Un gobierno de mayoría
La abstención electoral significa pérdida de legitimidad del sistema político. En Chile, ella expresa un fenómeno complejo. Parece haber satisfacción en la esfera íntima, a la vez que pérdida de confianza en la institucionalidad. Habría que preguntarse en qué campo ubicar los omnipresentes trastornos del ánimo. También hay aspectos del eventual malestar relacionados, precisamente, con virtudes de aquella institucionalidad, la cual ha posibilitado que, por primera vez en la historia, las clases medias chilenas sean mayoritarias. Este encomiable resultado es, sin embargo, también fuente de presión, pues, al mismo tiempo que amplios sectores del país mejoran sus condiciones vitales, se hallan muchas veces angustiados por una situación devenida inestable.
En este escenario, es especialmente relevante que las elecciones sean instancias de participación masiva. En dos sentidos. Tal participación permite que el sistema político sea un reflejo menos distorsionado de los anhelos populares. Estos pueden encontrar acogida en autoridades que los reflejen más fehacientemente, de tal suerte que el país logre irse configurando de modos que otorguen expresión y cauce a lo que se piensa y siente a nivel popular.
Pero, además, una participación masiva es fundamental para dotar a las autoridades de legitimidad. Es muy distinto cuando un gobierno puede invocar ser la expresión de una mayoría amplia, cercana a la mayoría absoluta de la ciudadanía, que de una muy distante con ella.
En ese caso, se forman gobiernos de minoría. Entonces, a la oposición se le abre la vía de ampararse en las encuestas y la movilización social, para pasar a atribuirse la representación extrainstitucional de una voluntad popular potencialmente mayoritaria. Puede empezarse a jugar, así, una partida para la cual la izquierda posee especial habilidad. La mostró en 2011, tal como a lo largo de gran parte del siglo pasado.
Más allá de las calculadoras partidistas y las cuentas de las campañas, este debiese ser un objetivo de todas las candidaturas a la Presidencia, especialmente de aquellas dotadas de mayores posibilidades de éxito: lograr masividad en la participación en las elecciones. Tras los elocuentes resultados de la encuesta CEP, esta responsabilidad recae particularmente en la candidatura de Sebastián Piñera.

(Filas de datos):
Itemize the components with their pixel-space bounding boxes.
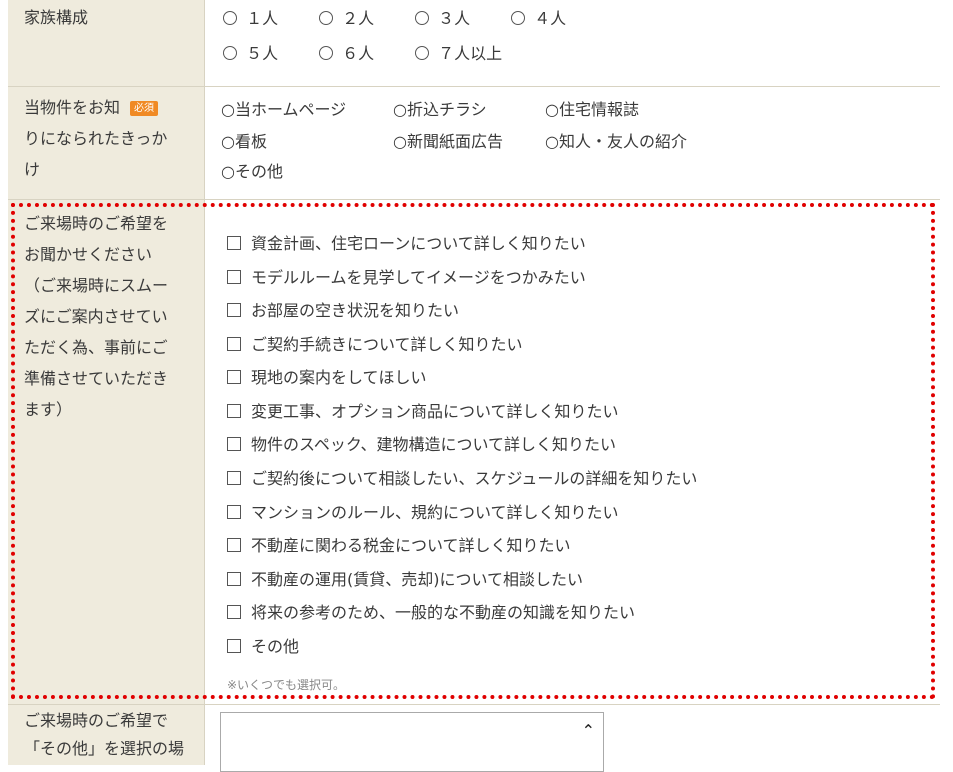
...
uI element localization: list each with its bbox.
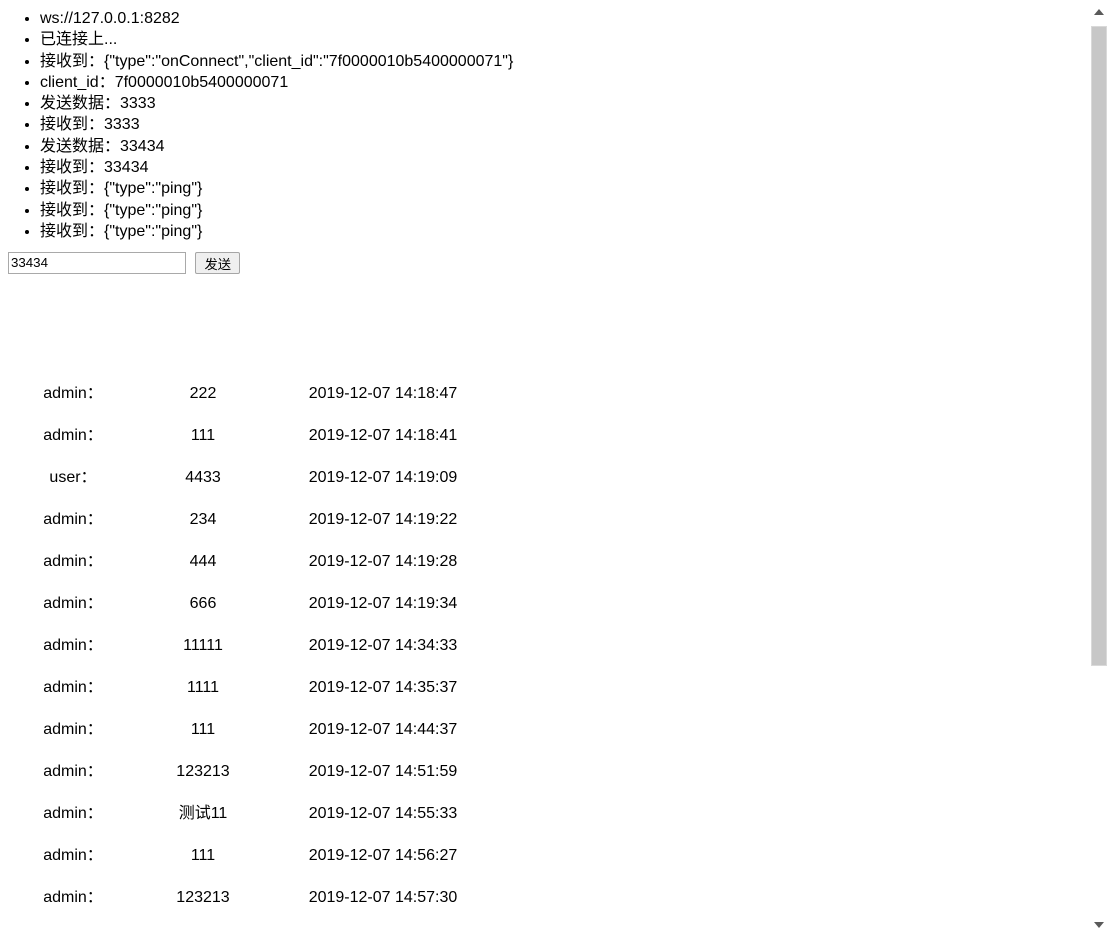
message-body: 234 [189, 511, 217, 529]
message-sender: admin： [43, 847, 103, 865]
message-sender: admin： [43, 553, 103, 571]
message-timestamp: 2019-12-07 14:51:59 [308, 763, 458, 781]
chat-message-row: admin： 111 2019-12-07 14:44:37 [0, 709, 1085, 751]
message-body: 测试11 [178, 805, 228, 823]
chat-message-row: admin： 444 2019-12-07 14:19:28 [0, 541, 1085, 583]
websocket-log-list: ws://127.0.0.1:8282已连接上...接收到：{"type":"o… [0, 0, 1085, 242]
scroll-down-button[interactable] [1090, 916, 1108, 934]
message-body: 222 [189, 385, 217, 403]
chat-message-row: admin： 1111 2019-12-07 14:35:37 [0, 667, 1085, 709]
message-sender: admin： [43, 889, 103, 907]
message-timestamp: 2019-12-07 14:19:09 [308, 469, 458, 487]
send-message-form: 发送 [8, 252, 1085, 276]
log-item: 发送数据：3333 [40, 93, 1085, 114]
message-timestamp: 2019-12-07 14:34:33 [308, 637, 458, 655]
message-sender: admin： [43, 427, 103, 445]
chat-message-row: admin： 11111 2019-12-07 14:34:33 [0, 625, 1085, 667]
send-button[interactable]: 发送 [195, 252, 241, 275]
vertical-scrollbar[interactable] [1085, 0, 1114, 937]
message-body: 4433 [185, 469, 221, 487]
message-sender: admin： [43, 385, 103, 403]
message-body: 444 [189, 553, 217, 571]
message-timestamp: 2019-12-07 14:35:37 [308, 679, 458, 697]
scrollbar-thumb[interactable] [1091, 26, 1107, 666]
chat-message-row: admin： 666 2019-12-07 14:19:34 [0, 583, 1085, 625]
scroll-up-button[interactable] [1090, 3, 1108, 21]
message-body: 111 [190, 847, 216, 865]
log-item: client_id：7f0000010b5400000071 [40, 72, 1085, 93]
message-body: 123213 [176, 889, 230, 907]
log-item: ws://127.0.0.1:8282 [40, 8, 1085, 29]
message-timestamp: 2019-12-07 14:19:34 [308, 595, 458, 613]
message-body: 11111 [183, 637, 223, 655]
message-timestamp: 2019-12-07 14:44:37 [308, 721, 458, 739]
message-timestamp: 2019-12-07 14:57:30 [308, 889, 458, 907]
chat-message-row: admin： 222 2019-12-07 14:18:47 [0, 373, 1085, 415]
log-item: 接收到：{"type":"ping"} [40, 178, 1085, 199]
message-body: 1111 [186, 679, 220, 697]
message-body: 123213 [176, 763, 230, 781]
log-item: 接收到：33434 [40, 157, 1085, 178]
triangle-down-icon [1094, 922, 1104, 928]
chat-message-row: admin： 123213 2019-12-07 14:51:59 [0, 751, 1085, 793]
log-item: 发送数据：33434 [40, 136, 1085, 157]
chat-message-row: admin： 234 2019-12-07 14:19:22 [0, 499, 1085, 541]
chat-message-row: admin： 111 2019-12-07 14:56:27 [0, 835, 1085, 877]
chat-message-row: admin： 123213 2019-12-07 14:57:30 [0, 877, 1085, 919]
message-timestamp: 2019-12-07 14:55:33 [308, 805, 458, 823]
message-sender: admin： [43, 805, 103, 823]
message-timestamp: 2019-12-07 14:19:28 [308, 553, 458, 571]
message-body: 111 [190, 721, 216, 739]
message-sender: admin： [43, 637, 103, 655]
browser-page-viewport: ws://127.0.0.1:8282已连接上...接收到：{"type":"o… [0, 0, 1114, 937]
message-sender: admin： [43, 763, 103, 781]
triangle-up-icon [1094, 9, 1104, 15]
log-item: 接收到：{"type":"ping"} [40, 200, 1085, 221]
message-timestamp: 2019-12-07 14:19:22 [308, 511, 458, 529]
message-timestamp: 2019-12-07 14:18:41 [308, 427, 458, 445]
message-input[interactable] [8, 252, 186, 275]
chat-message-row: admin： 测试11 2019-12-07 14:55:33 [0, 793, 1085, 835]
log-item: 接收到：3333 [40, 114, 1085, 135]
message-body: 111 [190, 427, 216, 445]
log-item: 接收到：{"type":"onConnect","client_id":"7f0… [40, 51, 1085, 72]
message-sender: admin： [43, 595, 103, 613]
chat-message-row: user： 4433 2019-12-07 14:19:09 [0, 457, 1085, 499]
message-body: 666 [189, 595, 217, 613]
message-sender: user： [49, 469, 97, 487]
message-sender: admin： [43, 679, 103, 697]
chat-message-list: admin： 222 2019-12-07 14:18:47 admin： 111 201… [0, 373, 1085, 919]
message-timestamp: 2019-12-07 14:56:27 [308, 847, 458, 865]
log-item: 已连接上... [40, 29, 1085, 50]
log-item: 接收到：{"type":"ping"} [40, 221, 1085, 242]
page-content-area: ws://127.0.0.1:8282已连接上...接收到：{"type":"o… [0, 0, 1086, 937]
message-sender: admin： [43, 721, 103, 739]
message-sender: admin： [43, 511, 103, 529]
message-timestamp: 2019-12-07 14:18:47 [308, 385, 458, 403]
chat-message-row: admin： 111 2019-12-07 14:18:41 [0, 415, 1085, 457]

(Tareas pendientes):
1 > Reproduce del texto sobre la abstención electoral el fragmento que comienza en las palabras "En ese caso, se" y termina después de "del siglo pasado.".
2 > Responde estas preguntas con datos del texto sobre la abstención electoral:
(a) ¿Qué sectores sociales son mayoritarios en Chile por primera vez en la historia?
(b) ¿En qué año del presente siglo mostró la izquierda su especial habilidad?
(c) ¿En qué candidatura recae particularmente la responsabilidad de lograr masividad en la participación?

(Resultados por tarea):
1 >
En ese caso, se forman gobiernos de minoría. Entonces, a la oposición se le abre la vía de ampararse en las encuestas y la movilización social, para pasar a atribuirse la representación extrainstitucional de una voluntad popular potencialmente mayoritaria. Puede empezarse a jugar, así, una partida para la cual la izquierda posee especial habilidad. La mostró en 2011, tal como a lo largo de gran parte del siglo pasado.

2 >
(a) Las clases medias chilenas.
(b) En 2011.
(c) En la candidatura de Sebastián Piñera.